Pictures within the data are to be left out; everything else must be reproduced exactly.

━━━━━━━━━━━━━━━━

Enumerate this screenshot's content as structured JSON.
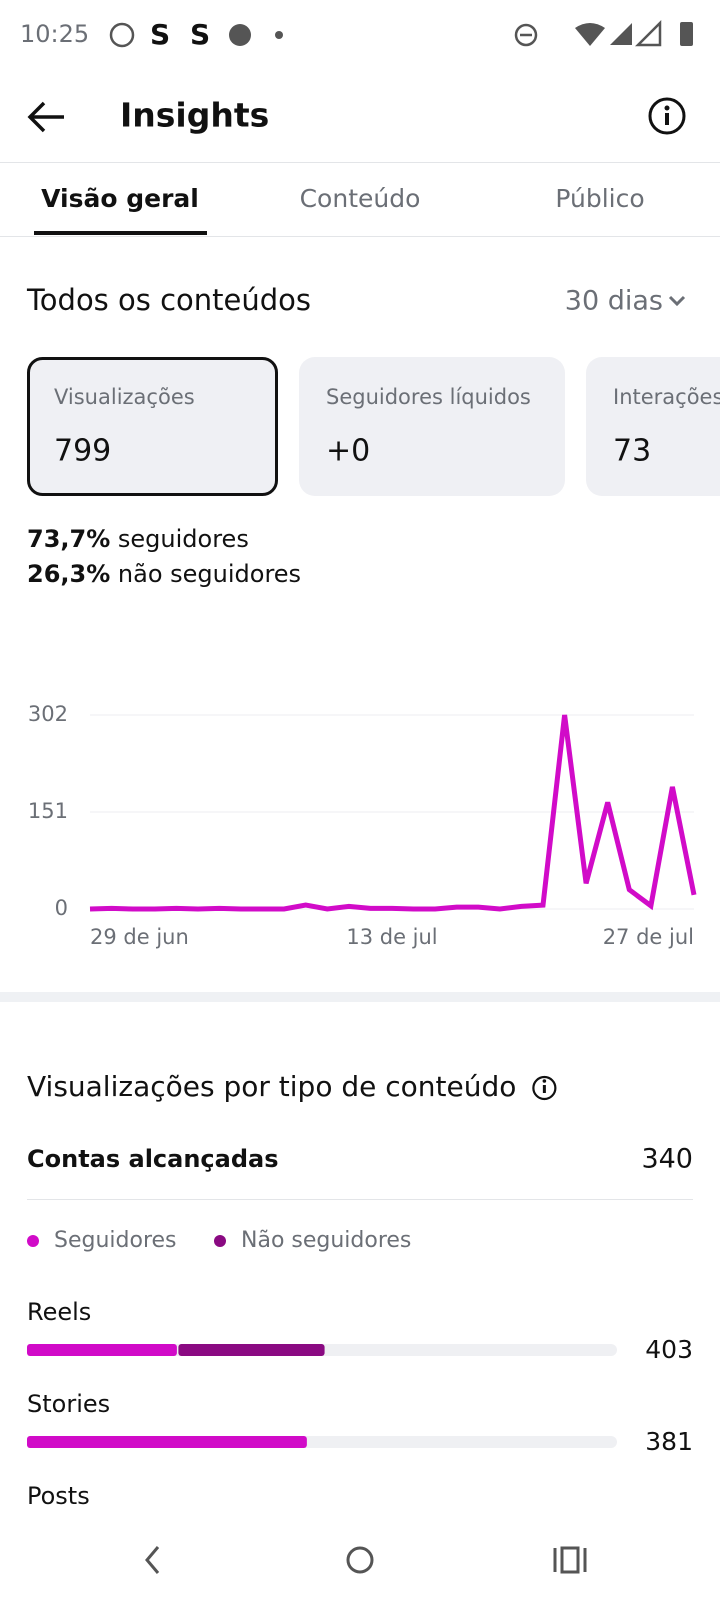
{
  "status_bar": {
    "time": "10:25"
  },
  "header": {
    "title": "Insights"
  },
  "tabs": [
    "Visão geral",
    "Conteúdo",
    "Público"
  ],
  "section": {
    "title": "Todos os conteúdos",
    "period": "30 dias"
  },
  "cards": [
    {
      "label": "Visualizações",
      "value": "799"
    },
    {
      "label": "Seguidores líquidos",
      "value": "+0"
    },
    {
      "label": "Interações",
      "value": "73"
    }
  ],
  "audience": [
    {
      "share": "73,7%",
      "label": "seguidores"
    },
    {
      "share": "26,3%",
      "label": "não seguidores"
    }
  ],
  "chart_data": [
    {
      "type": "line",
      "categories": [
        "29 de jun",
        null,
        null,
        null,
        null,
        null,
        null,
        null,
        null,
        null,
        null,
        null,
        null,
        null,
        "13 de jul",
        null,
        null,
        null,
        null,
        null,
        null,
        null,
        null,
        null,
        null,
        null,
        null,
        null,
        "27 de jul"
      ],
      "series": [
        {
          "color": "#d10bc8",
          "values": [
            0,
            1,
            0,
            0,
            1,
            0,
            1,
            0,
            0,
            0,
            6,
            0,
            4,
            1,
            1,
            0,
            0,
            3,
            3,
            0,
            4,
            6,
            302,
            40,
            166,
            30,
            5,
            190,
            22
          ]
        }
      ],
      "ylim": [
        0,
        302
      ],
      "yticks": [
        0,
        151,
        302
      ],
      "grid": true
    },
    {
      "type": "stacked-hbar",
      "title": "Visualizações por tipo de conteúdo",
      "reach_label": "Contas alcançadas",
      "reach_value": 340,
      "categories": [
        "Reels",
        "Stories"
      ],
      "series": [
        {
          "name": "Seguidores",
          "color": "#d10bc8",
          "values": [
            203,
            379
          ]
        },
        {
          "name": "Não seguidores",
          "color": "#8a0a82",
          "values": [
            200,
            2
          ]
        }
      ],
      "totals": [
        403,
        381
      ],
      "xlim": [
        0,
        799
      ],
      "more_category": "Posts"
    }
  ]
}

━━━━━━━━━━━━━━━━

(Full solution):
Enumerate this screenshot's content as structured JSON.
{
  "status_bar": {
    "time": "10:25"
  },
  "header": {
    "title": "Insights"
  },
  "tabs": [
    "Visão geral",
    "Conteúdo",
    "Público"
  ],
  "section": {
    "title": "Todos os conteúdos",
    "period": "30 dias"
  },
  "cards": [
    {
      "label": "Visualizações",
      "value": "799"
    },
    {
      "label": "Seguidores líquidos",
      "value": "+0"
    },
    {
      "label": "Interações",
      "value": "73"
    }
  ],
  "audience": [
    {
      "share": "73,7%",
      "label": "seguidores"
    },
    {
      "share": "26,3%",
      "label": "não seguidores"
    }
  ],
  "chart_data": [
    {
      "type": "line",
      "categories": [
        "29 de jun",
        null,
        null,
        null,
        null,
        null,
        null,
        null,
        null,
        null,
        null,
        null,
        null,
        null,
        "13 de jul",
        null,
        null,
        null,
        null,
        null,
        null,
        null,
        null,
        null,
        null,
        null,
        null,
        null,
        "27 de jul"
      ],
      "series": [
        {
          "color": "#d10bc8",
          "values": [
            0,
            1,
            0,
            0,
            1,
            0,
            1,
            0,
            0,
            0,
            6,
            0,
            4,
            1,
            1,
            0,
            0,
            3,
            3,
            0,
            4,
            6,
            302,
            40,
            166,
            30,
            5,
            190,
            22
          ]
        }
      ],
      "ylim": [
        0,
        302
      ],
      "yticks": [
        0,
        151,
        302
      ],
      "grid": true
    },
    {
      "type": "stacked-hbar",
      "title": "Visualizações por tipo de conteúdo",
      "reach_label": "Contas alcançadas",
      "reach_value": 340,
      "categories": [
        "Reels",
        "Stories"
      ],
      "series": [
        {
          "name": "Seguidores",
          "color": "#d10bc8",
          "values": [
            203,
            379
          ]
        },
        {
          "name": "Não seguidores",
          "color": "#8a0a82",
          "values": [
            200,
            2
          ]
        }
      ],
      "totals": [
        403,
        381
      ],
      "xlim": [
        0,
        799
      ],
      "more_category": "Posts"
    }
  ]
}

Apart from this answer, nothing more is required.